_REQUIRED TASK_
List, from the lines below, each one with "into" in it.

_RECORD EXCERPTS_
┄┄┄┄┄┄┄┄┄┄
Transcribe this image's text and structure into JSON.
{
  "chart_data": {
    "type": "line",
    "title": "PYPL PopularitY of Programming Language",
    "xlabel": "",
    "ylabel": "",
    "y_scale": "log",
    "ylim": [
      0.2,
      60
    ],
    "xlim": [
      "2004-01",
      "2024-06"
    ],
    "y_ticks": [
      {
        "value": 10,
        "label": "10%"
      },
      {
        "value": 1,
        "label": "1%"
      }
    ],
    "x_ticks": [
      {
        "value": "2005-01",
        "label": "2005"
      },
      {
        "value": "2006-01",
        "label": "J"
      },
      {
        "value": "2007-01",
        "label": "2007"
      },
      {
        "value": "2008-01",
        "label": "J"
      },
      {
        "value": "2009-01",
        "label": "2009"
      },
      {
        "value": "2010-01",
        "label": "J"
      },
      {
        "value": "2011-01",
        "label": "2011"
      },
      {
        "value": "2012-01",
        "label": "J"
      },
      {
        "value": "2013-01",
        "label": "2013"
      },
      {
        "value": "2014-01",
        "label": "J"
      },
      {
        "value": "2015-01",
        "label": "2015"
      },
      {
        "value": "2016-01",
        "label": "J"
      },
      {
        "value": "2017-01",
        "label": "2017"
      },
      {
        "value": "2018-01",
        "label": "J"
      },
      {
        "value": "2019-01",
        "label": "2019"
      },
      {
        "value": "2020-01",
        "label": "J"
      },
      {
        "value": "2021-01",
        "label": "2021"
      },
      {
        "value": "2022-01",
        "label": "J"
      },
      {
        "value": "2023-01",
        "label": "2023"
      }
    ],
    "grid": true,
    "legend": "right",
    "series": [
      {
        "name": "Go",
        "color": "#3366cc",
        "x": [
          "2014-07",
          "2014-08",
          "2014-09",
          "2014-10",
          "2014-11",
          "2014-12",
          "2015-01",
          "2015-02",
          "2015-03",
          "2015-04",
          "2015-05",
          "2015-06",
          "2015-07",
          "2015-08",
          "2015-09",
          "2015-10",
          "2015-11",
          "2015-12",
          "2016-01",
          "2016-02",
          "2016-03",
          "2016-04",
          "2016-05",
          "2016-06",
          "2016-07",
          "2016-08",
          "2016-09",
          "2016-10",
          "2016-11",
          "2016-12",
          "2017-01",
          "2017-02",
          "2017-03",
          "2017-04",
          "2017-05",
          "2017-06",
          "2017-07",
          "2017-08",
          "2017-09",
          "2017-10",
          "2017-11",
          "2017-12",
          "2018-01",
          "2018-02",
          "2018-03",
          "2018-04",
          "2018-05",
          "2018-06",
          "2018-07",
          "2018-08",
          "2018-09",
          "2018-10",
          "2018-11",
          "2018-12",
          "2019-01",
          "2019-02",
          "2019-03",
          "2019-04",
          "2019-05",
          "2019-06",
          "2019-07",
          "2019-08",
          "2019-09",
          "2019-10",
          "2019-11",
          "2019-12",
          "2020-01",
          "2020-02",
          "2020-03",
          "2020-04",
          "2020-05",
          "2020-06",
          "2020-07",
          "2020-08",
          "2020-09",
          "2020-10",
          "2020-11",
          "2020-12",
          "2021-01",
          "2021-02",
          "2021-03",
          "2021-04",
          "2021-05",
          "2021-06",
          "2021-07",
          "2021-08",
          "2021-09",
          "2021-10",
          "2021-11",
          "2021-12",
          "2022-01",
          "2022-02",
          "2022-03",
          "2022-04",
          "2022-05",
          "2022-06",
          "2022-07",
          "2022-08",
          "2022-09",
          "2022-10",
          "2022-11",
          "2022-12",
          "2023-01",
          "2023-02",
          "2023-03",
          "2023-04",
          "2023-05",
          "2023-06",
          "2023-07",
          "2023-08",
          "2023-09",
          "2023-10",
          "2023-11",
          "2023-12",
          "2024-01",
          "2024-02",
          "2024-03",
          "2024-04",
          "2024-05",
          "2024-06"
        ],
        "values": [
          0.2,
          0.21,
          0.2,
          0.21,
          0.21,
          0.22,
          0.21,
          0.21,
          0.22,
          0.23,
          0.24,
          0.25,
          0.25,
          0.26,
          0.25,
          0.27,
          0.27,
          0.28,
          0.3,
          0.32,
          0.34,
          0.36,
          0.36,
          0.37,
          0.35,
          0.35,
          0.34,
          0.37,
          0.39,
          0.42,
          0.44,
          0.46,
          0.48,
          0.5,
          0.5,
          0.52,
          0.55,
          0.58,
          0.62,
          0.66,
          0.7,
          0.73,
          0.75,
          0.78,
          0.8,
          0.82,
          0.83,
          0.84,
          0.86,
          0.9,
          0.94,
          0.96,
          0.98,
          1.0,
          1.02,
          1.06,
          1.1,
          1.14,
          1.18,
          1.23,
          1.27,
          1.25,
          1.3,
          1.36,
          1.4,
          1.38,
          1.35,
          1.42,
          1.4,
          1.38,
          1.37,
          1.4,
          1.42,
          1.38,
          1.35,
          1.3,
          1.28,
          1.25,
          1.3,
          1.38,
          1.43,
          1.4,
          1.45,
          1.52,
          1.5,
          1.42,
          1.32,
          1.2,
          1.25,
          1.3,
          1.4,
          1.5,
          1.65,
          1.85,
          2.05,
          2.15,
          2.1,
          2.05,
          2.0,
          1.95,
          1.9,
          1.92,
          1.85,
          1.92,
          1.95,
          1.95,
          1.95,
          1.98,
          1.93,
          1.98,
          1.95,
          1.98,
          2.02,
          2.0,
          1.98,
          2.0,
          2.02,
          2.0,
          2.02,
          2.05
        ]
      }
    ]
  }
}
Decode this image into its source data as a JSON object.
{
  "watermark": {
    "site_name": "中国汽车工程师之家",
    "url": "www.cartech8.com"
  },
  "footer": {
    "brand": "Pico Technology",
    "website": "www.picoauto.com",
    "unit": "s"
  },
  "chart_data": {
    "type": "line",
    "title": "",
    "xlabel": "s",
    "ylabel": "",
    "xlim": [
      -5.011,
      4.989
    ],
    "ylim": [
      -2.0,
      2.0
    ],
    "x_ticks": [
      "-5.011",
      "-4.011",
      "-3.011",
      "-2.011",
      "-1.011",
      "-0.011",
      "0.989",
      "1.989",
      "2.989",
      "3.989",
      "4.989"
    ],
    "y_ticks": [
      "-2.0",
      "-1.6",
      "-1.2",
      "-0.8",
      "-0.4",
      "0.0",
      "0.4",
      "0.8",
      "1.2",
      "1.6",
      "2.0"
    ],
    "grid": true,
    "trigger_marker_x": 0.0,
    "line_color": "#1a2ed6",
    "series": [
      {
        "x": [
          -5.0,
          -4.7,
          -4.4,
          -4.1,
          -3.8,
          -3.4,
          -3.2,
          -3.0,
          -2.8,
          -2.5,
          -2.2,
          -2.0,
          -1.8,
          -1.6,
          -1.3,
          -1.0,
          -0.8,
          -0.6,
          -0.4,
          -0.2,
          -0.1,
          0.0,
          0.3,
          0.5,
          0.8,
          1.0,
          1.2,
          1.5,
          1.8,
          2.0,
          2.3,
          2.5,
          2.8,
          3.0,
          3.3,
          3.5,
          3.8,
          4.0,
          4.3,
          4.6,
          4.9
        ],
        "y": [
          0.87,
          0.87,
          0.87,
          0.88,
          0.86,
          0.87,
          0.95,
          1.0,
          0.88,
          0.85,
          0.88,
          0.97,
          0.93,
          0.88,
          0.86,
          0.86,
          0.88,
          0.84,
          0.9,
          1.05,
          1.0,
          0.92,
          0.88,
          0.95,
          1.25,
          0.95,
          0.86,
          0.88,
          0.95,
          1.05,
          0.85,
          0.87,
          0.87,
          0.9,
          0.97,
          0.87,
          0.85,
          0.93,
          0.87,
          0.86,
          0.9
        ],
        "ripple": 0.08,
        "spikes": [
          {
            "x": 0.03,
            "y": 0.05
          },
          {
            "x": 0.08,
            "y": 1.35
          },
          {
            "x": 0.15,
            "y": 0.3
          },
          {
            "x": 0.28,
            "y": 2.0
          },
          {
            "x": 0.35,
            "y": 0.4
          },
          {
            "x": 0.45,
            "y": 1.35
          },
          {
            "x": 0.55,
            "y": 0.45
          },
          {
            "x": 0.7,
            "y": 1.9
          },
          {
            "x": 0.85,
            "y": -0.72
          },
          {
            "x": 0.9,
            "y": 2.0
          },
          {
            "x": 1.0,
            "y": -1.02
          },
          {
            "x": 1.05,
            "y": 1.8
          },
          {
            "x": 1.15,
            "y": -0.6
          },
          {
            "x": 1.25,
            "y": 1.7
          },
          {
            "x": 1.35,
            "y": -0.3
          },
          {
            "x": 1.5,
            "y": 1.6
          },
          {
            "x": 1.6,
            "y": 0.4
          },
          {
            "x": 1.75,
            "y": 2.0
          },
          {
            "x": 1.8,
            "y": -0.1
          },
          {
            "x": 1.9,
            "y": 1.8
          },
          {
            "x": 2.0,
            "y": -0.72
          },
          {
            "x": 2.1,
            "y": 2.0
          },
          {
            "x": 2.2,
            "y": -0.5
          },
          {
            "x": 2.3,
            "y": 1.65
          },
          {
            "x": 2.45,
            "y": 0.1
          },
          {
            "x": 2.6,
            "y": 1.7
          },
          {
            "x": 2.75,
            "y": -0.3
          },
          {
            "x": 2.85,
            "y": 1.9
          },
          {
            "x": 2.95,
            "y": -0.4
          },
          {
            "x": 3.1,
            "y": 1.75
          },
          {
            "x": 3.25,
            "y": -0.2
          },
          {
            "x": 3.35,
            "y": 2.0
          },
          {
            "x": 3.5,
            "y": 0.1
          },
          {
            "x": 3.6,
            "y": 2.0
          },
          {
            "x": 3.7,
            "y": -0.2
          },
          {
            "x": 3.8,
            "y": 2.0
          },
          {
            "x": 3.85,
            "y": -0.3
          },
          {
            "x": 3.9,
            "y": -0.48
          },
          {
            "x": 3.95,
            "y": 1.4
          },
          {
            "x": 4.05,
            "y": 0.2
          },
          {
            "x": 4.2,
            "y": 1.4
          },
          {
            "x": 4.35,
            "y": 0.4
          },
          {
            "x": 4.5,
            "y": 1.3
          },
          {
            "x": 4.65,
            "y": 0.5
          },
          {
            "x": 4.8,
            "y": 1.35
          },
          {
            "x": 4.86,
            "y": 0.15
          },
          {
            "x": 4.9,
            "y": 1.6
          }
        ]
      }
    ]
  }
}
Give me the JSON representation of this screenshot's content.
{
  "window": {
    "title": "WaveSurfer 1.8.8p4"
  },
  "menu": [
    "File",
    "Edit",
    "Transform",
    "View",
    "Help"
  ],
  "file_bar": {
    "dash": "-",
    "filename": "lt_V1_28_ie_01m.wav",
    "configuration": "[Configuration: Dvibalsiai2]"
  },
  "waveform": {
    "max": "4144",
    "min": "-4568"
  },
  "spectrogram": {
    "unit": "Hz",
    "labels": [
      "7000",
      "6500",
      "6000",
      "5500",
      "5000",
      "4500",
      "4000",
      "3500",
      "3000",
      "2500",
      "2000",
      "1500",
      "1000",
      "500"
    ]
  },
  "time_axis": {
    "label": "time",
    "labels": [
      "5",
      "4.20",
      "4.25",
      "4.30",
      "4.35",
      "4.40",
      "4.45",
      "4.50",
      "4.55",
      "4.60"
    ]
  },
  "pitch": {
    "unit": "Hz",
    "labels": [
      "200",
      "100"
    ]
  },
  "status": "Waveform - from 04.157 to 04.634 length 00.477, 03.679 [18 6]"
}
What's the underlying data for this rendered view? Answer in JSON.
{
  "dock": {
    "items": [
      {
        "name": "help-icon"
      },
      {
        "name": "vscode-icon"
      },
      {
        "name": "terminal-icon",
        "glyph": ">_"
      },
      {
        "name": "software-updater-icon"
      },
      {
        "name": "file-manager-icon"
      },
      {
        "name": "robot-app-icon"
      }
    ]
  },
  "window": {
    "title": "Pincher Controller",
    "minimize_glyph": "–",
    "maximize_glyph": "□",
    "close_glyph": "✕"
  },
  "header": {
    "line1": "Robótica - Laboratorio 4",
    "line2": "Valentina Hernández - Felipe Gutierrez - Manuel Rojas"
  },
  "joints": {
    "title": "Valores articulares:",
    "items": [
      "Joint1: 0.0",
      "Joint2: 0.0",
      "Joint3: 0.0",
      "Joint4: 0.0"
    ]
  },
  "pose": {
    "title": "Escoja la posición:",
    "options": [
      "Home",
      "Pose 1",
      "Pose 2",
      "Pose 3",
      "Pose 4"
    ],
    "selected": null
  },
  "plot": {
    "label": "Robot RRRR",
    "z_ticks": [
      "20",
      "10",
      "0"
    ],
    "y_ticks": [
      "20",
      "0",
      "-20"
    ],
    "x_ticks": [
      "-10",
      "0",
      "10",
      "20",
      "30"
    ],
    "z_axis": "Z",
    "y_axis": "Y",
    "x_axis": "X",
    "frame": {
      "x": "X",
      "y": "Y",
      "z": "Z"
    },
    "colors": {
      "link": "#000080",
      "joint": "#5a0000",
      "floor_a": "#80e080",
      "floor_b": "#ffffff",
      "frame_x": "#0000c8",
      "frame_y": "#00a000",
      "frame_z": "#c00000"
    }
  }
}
┄┄┄┄┄┄┄┄┄┄
_EXERCISE OUTPUT_
Transcribe this image's text and structure into JSON.
Decode this image into its source data as a JSON object.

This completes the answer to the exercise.